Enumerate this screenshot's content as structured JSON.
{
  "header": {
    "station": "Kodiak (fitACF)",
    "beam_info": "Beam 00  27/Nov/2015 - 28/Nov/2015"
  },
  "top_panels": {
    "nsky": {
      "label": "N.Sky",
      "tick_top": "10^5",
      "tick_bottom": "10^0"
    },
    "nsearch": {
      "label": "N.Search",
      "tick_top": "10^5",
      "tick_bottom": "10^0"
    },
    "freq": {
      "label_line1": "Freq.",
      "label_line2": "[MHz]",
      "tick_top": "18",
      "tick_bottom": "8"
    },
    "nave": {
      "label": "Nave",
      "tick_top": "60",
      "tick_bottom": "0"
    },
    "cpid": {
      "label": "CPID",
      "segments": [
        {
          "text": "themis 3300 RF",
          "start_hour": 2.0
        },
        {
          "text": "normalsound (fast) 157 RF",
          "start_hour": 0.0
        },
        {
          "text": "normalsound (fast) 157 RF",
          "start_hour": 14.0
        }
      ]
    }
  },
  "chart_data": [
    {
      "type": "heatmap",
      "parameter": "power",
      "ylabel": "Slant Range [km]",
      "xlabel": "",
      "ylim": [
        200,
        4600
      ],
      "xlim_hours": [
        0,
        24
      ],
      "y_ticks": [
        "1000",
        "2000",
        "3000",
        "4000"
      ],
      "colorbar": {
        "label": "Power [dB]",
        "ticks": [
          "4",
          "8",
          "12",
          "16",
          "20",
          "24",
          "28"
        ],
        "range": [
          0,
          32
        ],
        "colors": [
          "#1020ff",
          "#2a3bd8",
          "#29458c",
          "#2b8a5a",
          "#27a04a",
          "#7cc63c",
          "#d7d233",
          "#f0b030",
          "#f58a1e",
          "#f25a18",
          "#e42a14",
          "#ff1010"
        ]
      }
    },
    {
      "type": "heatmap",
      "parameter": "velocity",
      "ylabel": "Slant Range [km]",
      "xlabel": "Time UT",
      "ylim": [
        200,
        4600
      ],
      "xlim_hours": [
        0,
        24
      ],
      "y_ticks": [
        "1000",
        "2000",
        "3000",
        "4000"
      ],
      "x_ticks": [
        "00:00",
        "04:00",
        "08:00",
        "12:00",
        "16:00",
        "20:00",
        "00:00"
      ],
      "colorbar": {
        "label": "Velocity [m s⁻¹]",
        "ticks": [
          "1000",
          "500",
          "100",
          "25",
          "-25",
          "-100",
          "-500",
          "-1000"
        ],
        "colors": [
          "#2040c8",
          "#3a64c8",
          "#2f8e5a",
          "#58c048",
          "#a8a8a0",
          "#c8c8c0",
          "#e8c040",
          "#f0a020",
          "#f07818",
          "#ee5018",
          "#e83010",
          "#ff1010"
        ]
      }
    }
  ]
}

────────────────

Request: The records above must be repeated exactly, every one of them.

The answer:
Enumerate this screenshot's content as structured JSON.
{
  "header": {
    "station": "Kodiak (fitACF)",
    "beam_info": "Beam 00  27/Nov/2015 - 28/Nov/2015"
  },
  "top_panels": {
    "nsky": {
      "label": "N.Sky",
      "tick_top": "10^5",
      "tick_bottom": "10^0"
    },
    "nsearch": {
      "label": "N.Search",
      "tick_top": "10^5",
      "tick_bottom": "10^0"
    },
    "freq": {
      "label_line1": "Freq.",
      "label_line2": "[MHz]",
      "tick_top": "18",
      "tick_bottom": "8"
    },
    "nave": {
      "label": "Nave",
      "tick_top": "60",
      "tick_bottom": "0"
    },
    "cpid": {
      "label": "CPID",
      "segments": [
        {
          "text": "themis 3300 RF",
          "start_hour": 2.0
        },
        {
          "text": "normalsound (fast) 157 RF",
          "start_hour": 0.0
        },
        {
          "text": "normalsound (fast) 157 RF",
          "start_hour": 14.0
        }
      ]
    }
  },
  "chart_data": [
    {
      "type": "heatmap",
      "parameter": "power",
      "ylabel": "Slant Range [km]",
      "xlabel": "",
      "ylim": [
        200,
        4600
      ],
      "xlim_hours": [
        0,
        24
      ],
      "y_ticks": [
        "1000",
        "2000",
        "3000",
        "4000"
      ],
      "colorbar": {
        "label": "Power [dB]",
        "ticks": [
          "4",
          "8",
          "12",
          "16",
          "20",
          "24",
          "28"
        ],
        "range": [
          0,
          32
        ],
        "colors": [
          "#1020ff",
          "#2a3bd8",
          "#29458c",
          "#2b8a5a",
          "#27a04a",
          "#7cc63c",
          "#d7d233",
          "#f0b030",
          "#f58a1e",
          "#f25a18",
          "#e42a14",
          "#ff1010"
        ]
      }
    },
    {
      "type": "heatmap",
      "parameter": "velocity",
      "ylabel": "Slant Range [km]",
      "xlabel": "Time UT",
      "ylim": [
        200,
        4600
      ],
      "xlim_hours": [
        0,
        24
      ],
      "y_ticks": [
        "1000",
        "2000",
        "3000",
        "4000"
      ],
      "x_ticks": [
        "00:00",
        "04:00",
        "08:00",
        "12:00",
        "16:00",
        "20:00",
        "00:00"
      ],
      "colorbar": {
        "label": "Velocity [m s⁻¹]",
        "ticks": [
          "1000",
          "500",
          "100",
          "25",
          "-25",
          "-100",
          "-500",
          "-1000"
        ],
        "colors": [
          "#2040c8",
          "#3a64c8",
          "#2f8e5a",
          "#58c048",
          "#a8a8a0",
          "#c8c8c0",
          "#e8c040",
          "#f0a020",
          "#f07818",
          "#ee5018",
          "#e83010",
          "#ff1010"
        ]
      }
    }
  ]
}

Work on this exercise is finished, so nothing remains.